◆ **Written request**: Transcribe the entries below exactly; leave every image out.
-- Supplied data start --
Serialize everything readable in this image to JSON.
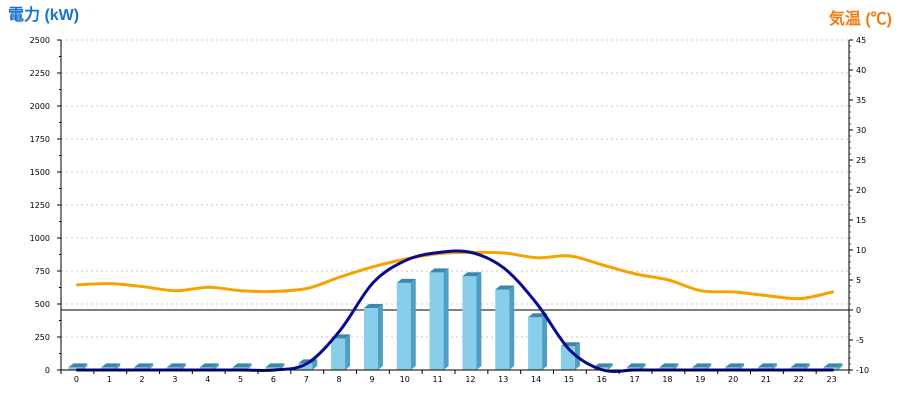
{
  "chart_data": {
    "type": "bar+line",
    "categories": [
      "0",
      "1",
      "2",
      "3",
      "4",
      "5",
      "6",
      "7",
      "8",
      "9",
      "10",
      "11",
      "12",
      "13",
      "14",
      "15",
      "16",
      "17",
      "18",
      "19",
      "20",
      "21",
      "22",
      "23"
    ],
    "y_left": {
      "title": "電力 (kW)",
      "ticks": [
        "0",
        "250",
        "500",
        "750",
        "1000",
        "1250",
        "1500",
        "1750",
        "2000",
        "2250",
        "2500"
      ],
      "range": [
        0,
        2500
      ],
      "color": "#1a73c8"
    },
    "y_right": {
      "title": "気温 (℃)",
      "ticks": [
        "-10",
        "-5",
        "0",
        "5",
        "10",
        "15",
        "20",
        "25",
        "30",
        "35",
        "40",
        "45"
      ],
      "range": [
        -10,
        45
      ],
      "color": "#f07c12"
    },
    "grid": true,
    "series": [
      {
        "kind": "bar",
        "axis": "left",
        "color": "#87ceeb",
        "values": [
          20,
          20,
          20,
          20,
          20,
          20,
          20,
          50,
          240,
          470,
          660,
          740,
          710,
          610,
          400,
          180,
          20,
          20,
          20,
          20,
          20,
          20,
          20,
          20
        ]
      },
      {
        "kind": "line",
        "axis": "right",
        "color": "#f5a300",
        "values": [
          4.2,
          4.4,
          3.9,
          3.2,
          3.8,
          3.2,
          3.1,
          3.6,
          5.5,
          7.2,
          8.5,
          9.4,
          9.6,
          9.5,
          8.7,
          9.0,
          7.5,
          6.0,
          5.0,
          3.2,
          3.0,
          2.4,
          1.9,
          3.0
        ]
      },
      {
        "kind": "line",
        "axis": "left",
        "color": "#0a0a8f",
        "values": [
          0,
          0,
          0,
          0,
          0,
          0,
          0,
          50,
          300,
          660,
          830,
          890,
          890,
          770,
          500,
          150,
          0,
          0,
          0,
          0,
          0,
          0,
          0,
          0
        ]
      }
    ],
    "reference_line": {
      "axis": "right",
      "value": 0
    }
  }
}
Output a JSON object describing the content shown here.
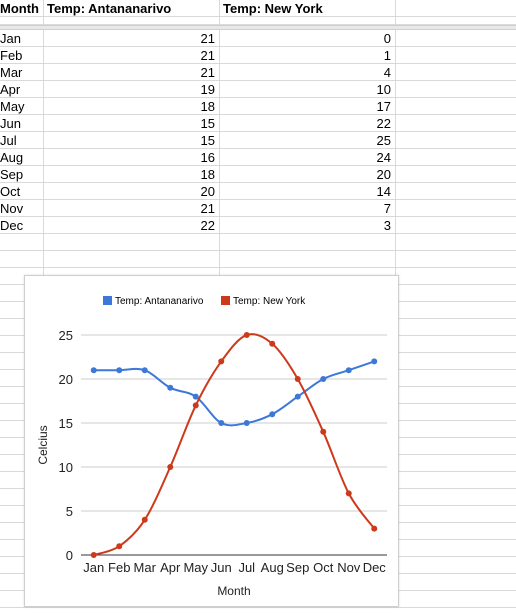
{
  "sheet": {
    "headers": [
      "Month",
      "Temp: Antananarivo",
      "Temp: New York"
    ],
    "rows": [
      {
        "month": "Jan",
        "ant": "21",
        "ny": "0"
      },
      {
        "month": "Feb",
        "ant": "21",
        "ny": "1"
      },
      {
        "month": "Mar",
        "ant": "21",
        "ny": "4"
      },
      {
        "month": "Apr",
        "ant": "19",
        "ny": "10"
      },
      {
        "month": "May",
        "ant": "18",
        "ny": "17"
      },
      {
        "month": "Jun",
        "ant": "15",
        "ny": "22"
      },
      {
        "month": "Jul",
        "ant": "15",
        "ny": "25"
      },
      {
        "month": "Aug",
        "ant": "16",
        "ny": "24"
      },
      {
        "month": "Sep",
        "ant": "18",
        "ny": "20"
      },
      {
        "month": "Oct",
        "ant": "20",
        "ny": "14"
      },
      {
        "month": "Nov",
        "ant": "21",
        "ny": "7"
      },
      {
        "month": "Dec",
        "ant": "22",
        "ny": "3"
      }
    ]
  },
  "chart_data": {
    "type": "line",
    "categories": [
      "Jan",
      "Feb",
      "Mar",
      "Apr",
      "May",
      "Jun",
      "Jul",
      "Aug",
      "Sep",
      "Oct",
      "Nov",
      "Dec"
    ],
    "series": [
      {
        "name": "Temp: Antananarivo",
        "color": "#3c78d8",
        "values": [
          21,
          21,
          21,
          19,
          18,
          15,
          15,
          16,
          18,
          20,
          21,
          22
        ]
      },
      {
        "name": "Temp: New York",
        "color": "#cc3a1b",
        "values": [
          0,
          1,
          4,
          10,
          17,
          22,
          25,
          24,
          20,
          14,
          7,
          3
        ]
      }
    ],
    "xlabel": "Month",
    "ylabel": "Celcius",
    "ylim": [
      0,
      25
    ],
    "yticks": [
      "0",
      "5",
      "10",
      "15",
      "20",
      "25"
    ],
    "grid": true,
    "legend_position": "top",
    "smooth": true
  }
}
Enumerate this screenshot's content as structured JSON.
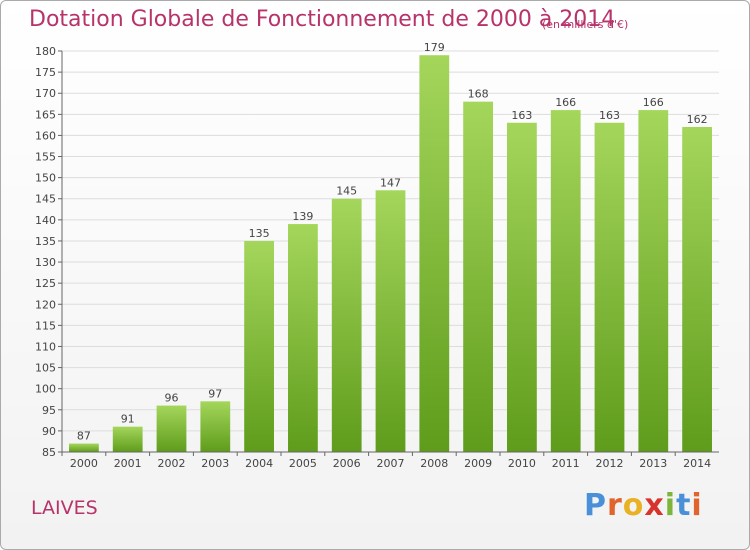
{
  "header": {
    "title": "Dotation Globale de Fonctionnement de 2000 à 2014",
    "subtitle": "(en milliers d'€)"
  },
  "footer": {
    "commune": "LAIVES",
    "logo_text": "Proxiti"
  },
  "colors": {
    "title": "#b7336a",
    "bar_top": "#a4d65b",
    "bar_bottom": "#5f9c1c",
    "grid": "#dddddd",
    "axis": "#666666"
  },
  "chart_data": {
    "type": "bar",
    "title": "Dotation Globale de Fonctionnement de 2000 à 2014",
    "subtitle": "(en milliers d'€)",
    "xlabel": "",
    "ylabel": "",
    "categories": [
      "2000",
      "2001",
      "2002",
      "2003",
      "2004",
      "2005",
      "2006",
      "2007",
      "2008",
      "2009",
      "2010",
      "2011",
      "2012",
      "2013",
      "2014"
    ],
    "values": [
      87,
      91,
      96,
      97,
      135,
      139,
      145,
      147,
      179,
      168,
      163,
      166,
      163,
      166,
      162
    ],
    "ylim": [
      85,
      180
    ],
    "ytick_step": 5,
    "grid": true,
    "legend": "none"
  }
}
-- Supplied data end --
◆ **Written answer**:
Serialize everything readable in this image to JSON.
{
  "chart_data": {
    "type": "bar+line",
    "categories": [
      "0",
      "1",
      "2",
      "3",
      "4",
      "5",
      "6",
      "7",
      "8",
      "9",
      "10",
      "11",
      "12",
      "13",
      "14",
      "15",
      "16",
      "17",
      "18",
      "19",
      "20",
      "21",
      "22",
      "23"
    ],
    "y_left": {
      "title": "電力 (kW)",
      "ticks": [
        "0",
        "250",
        "500",
        "750",
        "1000",
        "1250",
        "1500",
        "1750",
        "2000",
        "2250",
        "2500"
      ],
      "range": [
        0,
        2500
      ],
      "color": "#1a73c8"
    },
    "y_right": {
      "title": "気温 (℃)",
      "ticks": [
        "-10",
        "-5",
        "0",
        "5",
        "10",
        "15",
        "20",
        "25",
        "30",
        "35",
        "40",
        "45"
      ],
      "range": [
        -10,
        45
      ],
      "color": "#f07c12"
    },
    "grid": true,
    "series": [
      {
        "kind": "bar",
        "axis": "left",
        "color": "#87ceeb",
        "values": [
          20,
          20,
          20,
          20,
          20,
          20,
          20,
          50,
          240,
          470,
          660,
          740,
          710,
          610,
          400,
          180,
          20,
          20,
          20,
          20,
          20,
          20,
          20,
          20
        ]
      },
      {
        "kind": "line",
        "axis": "right",
        "color": "#f5a300",
        "values": [
          4.2,
          4.4,
          3.9,
          3.2,
          3.8,
          3.2,
          3.1,
          3.6,
          5.5,
          7.2,
          8.5,
          9.4,
          9.6,
          9.5,
          8.7,
          9.0,
          7.5,
          6.0,
          5.0,
          3.2,
          3.0,
          2.4,
          1.9,
          3.0
        ]
      },
      {
        "kind": "line",
        "axis": "left",
        "color": "#0a0a8f",
        "values": [
          0,
          0,
          0,
          0,
          0,
          0,
          0,
          50,
          300,
          660,
          830,
          890,
          890,
          770,
          500,
          150,
          0,
          0,
          0,
          0,
          0,
          0,
          0,
          0
        ]
      }
    ],
    "reference_line": {
      "axis": "right",
      "value": 0
    }
  }
}
Output a JSON object describing the content shown here.
{
  "sheet": {
    "headers": [
      "Month",
      "Temp: Antananarivo",
      "Temp: New York"
    ],
    "rows": [
      {
        "month": "Jan",
        "ant": "21",
        "ny": "0"
      },
      {
        "month": "Feb",
        "ant": "21",
        "ny": "1"
      },
      {
        "month": "Mar",
        "ant": "21",
        "ny": "4"
      },
      {
        "month": "Apr",
        "ant": "19",
        "ny": "10"
      },
      {
        "month": "May",
        "ant": "18",
        "ny": "17"
      },
      {
        "month": "Jun",
        "ant": "15",
        "ny": "22"
      },
      {
        "month": "Jul",
        "ant": "15",
        "ny": "25"
      },
      {
        "month": "Aug",
        "ant": "16",
        "ny": "24"
      },
      {
        "month": "Sep",
        "ant": "18",
        "ny": "20"
      },
      {
        "month": "Oct",
        "ant": "20",
        "ny": "14"
      },
      {
        "month": "Nov",
        "ant": "21",
        "ny": "7"
      },
      {
        "month": "Dec",
        "ant": "22",
        "ny": "3"
      }
    ]
  },
  "chart_data": {
    "type": "line",
    "categories": [
      "Jan",
      "Feb",
      "Mar",
      "Apr",
      "May",
      "Jun",
      "Jul",
      "Aug",
      "Sep",
      "Oct",
      "Nov",
      "Dec"
    ],
    "series": [
      {
        "name": "Temp: Antananarivo",
        "color": "#3c78d8",
        "values": [
          21,
          21,
          21,
          19,
          18,
          15,
          15,
          16,
          18,
          20,
          21,
          22
        ]
      },
      {
        "name": "Temp: New York",
        "color": "#cc3a1b",
        "values": [
          0,
          1,
          4,
          10,
          17,
          22,
          25,
          24,
          20,
          14,
          7,
          3
        ]
      }
    ],
    "xlabel": "Month",
    "ylabel": "Celcius",
    "ylim": [
      0,
      25
    ],
    "yticks": [
      "0",
      "5",
      "10",
      "15",
      "20",
      "25"
    ],
    "grid": true,
    "legend_position": "top",
    "smooth": true
  }
}
Enumerate this screenshot's content as structured JSON.
{
  "header": {
    "title": "Dotation Globale de Fonctionnement de 2000 à 2014",
    "subtitle": "(en milliers d'€)"
  },
  "footer": {
    "commune": "LAIVES",
    "logo_text": "Proxiti"
  },
  "colors": {
    "title": "#b7336a",
    "bar_top": "#a4d65b",
    "bar_bottom": "#5f9c1c",
    "grid": "#dddddd",
    "axis": "#666666"
  },
  "chart_data": {
    "type": "bar",
    "title": "Dotation Globale de Fonctionnement de 2000 à 2014",
    "subtitle": "(en milliers d'€)",
    "xlabel": "",
    "ylabel": "",
    "categories": [
      "2000",
      "2001",
      "2002",
      "2003",
      "2004",
      "2005",
      "2006",
      "2007",
      "2008",
      "2009",
      "2010",
      "2011",
      "2012",
      "2013",
      "2014"
    ],
    "values": [
      87,
      91,
      96,
      97,
      135,
      139,
      145,
      147,
      179,
      168,
      163,
      166,
      163,
      166,
      162
    ],
    "ylim": [
      85,
      180
    ],
    "ytick_step": 5,
    "grid": true,
    "legend": "none"
  }
}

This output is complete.